Given request >>
Find how many lines contain the word "procesión" and state that number alone.

** Start Extracted material **

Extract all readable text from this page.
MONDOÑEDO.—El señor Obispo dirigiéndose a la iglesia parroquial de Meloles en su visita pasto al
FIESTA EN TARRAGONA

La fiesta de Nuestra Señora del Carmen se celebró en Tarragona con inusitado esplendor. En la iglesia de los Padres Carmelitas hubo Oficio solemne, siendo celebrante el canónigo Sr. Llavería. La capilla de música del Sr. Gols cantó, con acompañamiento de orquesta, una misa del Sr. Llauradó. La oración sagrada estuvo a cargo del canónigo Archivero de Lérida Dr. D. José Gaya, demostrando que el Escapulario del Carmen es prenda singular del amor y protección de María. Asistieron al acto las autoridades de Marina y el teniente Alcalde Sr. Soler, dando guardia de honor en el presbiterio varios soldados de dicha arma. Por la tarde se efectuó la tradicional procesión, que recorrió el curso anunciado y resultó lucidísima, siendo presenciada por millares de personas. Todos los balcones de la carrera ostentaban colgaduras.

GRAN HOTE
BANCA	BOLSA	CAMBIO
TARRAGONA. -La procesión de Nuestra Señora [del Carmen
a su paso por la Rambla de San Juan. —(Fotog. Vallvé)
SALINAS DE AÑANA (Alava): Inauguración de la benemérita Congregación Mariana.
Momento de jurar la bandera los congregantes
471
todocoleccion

** End Extracted material **

Task result >>
2